__Instructions to follow__: Could you write out every record below exactly, leaving out any pictures?
[START Recorded data]
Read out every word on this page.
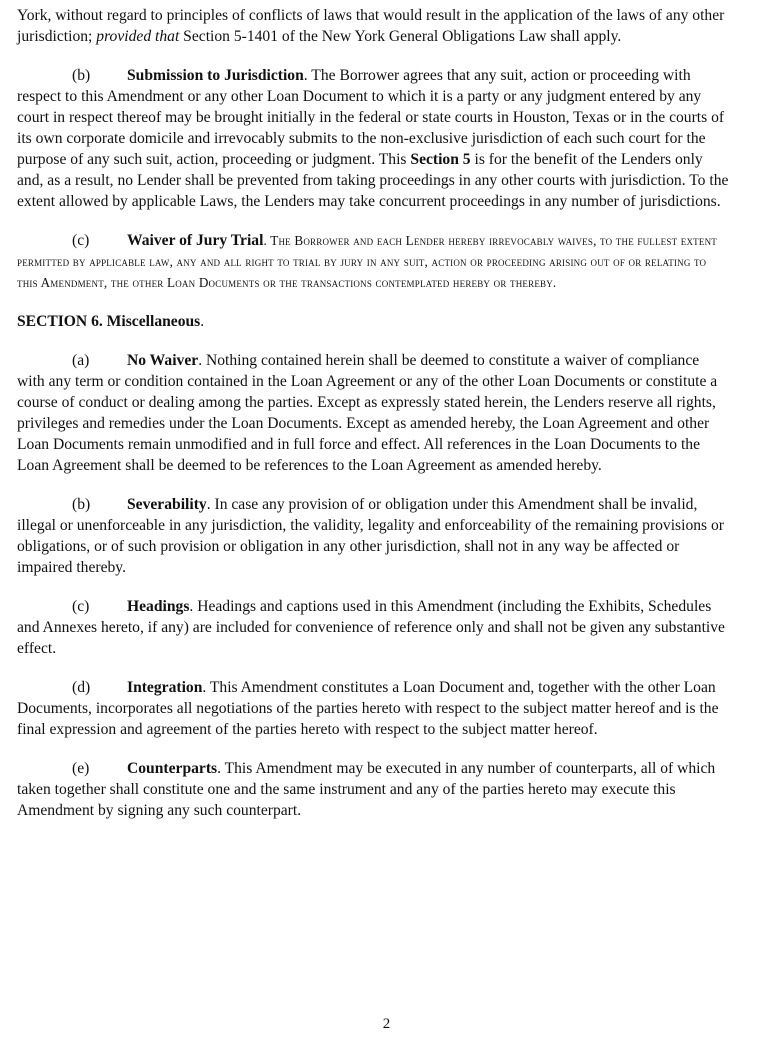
York, without regard to principles of conflicts of laws that would result in the application of the laws of any other jurisdiction; provided that Section 5-1401 of the New York General Obligations Law shall apply.

(b) Submission to Jurisdiction. The Borrower agrees that any suit, action or proceeding with respect to this Amendment or any other Loan Document to which it is a party or any judgment entered by any court in respect thereof may be brought initially in the federal or state courts in Houston, Texas or in the courts of its own corporate domicile and irrevocably submits to the non-exclusive jurisdiction of each such court for the purpose of any such suit, action, proceeding or judgment. This Section 5 is for the benefit of the Lenders only and, as a result, no Lender shall be prevented from taking proceedings in any other courts with jurisdiction. To the extent allowed by applicable Laws, the Lenders may take concurrent proceedings in any number of jurisdictions.

(c) Waiver of Jury Trial. The Borrower and each Lender hereby irrevocably waives, to the fullest extent permitted by applicable law, any and all right to trial by jury in any suit, action or proceeding arising out of or relating to this Amendment, the other Loan Documents or the transactions contemplated hereby or thereby.

SECTION 6. Miscellaneous.

(a) No Waiver. Nothing contained herein shall be deemed to constitute a waiver of compliance with any term or condition contained in the Loan Agreement or any of the other Loan Documents or constitute a course of conduct or dealing among the parties. Except as expressly stated herein, the Lenders reserve all rights, privileges and remedies under the Loan Documents. Except as amended hereby, the Loan Agreement and other Loan Documents remain unmodified and in full force and effect. All references in the Loan Documents to the Loan Agreement shall be deemed to be references to the Loan Agreement as amended hereby.

(b) Severability. In case any provision of or obligation under this Amendment shall be invalid, illegal or unenforceable in any jurisdiction, the validity, legality and enforceability of the remaining provisions or obligations, or of such provision or obligation in any other jurisdiction, shall not in any way be affected or impaired thereby.

(c) Headings. Headings and captions used in this Amendment (including the Exhibits, Schedules and Annexes hereto, if any) are included for convenience of reference only and shall not be given any substantive effect.

(d) Integration. This Amendment constitutes a Loan Document and, together with the other Loan Documents, incorporates all negotiations of the parties hereto with respect to the subject matter hereof and is the final expression and agreement of the parties hereto with respect to the subject matter hereof.

(e) Counterparts. This Amendment may be executed in any number of counterparts, all of which taken together shall constitute one and the same instrument and any of the parties hereto may execute this Amendment by signing any such counterpart.

2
[END Recorded data]
__Solution to this task__:
Read out every word on this page.
York, without regard to principles of conflicts of laws that would result in the application of the laws of any other jurisdiction; provided that Section 5-1401 of the New York General Obligations Law shall apply.

(b) Submission to Jurisdiction. The Borrower agrees that any suit, action or proceeding with respect to this Amendment or any other Loan Document to which it is a party or any judgment entered by any court in respect thereof may be brought initially in the federal or state courts in Houston, Texas or in the courts of its own corporate domicile and irrevocably submits to the non-exclusive jurisdiction of each such court for the purpose of any such suit, action, proceeding or judgment. This Section 5 is for the benefit of the Lenders only and, as a result, no Lender shall be prevented from taking proceedings in any other courts with jurisdiction. To the extent allowed by applicable Laws, the Lenders may take concurrent proceedings in any number of jurisdictions.

(c) Waiver of Jury Trial. The Borrower and each Lender hereby irrevocably waives, to the fullest extent permitted by applicable law, any and all right to trial by jury in any suit, action or proceeding arising out of or relating to this Amendment, the other Loan Documents or the transactions contemplated hereby or thereby.

SECTION 6. Miscellaneous.

(a) No Waiver. Nothing contained herein shall be deemed to constitute a waiver of compliance with any term or condition contained in the Loan Agreement or any of the other Loan Documents or constitute a course of conduct or dealing among the parties. Except as expressly stated herein, the Lenders reserve all rights, privileges and remedies under the Loan Documents. Except as amended hereby, the Loan Agreement and other Loan Documents remain unmodified and in full force and effect. All references in the Loan Documents to the Loan Agreement shall be deemed to be references to the Loan Agreement as amended hereby.

(b) Severability. In case any provision of or obligation under this Amendment shall be invalid, illegal or unenforceable in any jurisdiction, the validity, legality and enforceability of the remaining provisions or obligations, or of such provision or obligation in any other jurisdiction, shall not in any way be affected or impaired thereby.

(c) Headings. Headings and captions used in this Amendment (including the Exhibits, Schedules and Annexes hereto, if any) are included for convenience of reference only and shall not be given any substantive effect.

(d) Integration. This Amendment constitutes a Loan Document and, together with the other Loan Documents, incorporates all negotiations of the parties hereto with respect to the subject matter hereof and is the final expression and agreement of the parties hereto with respect to the subject matter hereof.

(e) Counterparts. This Amendment may be executed in any number of counterparts, all of which taken together shall constitute one and the same instrument and any of the parties hereto may execute this Amendment by signing any such counterpart.

2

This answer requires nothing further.